## EXTRACTED INFORMATION

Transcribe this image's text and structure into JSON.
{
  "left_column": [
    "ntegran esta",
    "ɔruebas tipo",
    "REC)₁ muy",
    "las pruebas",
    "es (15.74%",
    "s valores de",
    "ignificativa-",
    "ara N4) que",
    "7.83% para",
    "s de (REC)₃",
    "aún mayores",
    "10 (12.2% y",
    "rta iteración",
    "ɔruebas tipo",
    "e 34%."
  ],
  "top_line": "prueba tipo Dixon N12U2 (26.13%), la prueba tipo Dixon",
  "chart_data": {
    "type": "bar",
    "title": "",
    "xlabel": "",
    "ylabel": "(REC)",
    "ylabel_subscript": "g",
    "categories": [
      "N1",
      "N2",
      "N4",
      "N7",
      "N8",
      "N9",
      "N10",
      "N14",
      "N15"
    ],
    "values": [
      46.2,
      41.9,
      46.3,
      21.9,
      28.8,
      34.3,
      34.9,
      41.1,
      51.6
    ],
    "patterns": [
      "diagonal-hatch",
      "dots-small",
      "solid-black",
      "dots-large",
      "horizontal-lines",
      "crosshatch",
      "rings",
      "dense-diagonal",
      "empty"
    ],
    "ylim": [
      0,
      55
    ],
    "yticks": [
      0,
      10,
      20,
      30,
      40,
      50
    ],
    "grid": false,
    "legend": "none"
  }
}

## REQUIREMENTS
Each record above should be repeated exactly as it appears.

## TASK RESULT
Transcribe this image's text and structure into JSON.
{
  "left_column": [
    "ntegran esta",
    "ɔruebas tipo",
    "REC)₁ muy",
    "las pruebas",
    "es (15.74%",
    "s valores de",
    "ignificativa-",
    "ara N4) que",
    "7.83% para",
    "s de (REC)₃",
    "aún mayores",
    "10 (12.2% y",
    "rta iteración",
    "ɔruebas tipo",
    "e 34%."
  ],
  "top_line": "prueba tipo Dixon N12U2 (26.13%), la prueba tipo Dixon",
  "chart_data": {
    "type": "bar",
    "title": "",
    "xlabel": "",
    "ylabel": "(REC)",
    "ylabel_subscript": "g",
    "categories": [
      "N1",
      "N2",
      "N4",
      "N7",
      "N8",
      "N9",
      "N10",
      "N14",
      "N15"
    ],
    "values": [
      46.2,
      41.9,
      46.3,
      21.9,
      28.8,
      34.3,
      34.9,
      41.1,
      51.6
    ],
    "patterns": [
      "diagonal-hatch",
      "dots-small",
      "solid-black",
      "dots-large",
      "horizontal-lines",
      "crosshatch",
      "rings",
      "dense-diagonal",
      "empty"
    ],
    "ylim": [
      0,
      55
    ],
    "yticks": [
      0,
      10,
      20,
      30,
      40,
      50
    ],
    "grid": false,
    "legend": "none"
  }
}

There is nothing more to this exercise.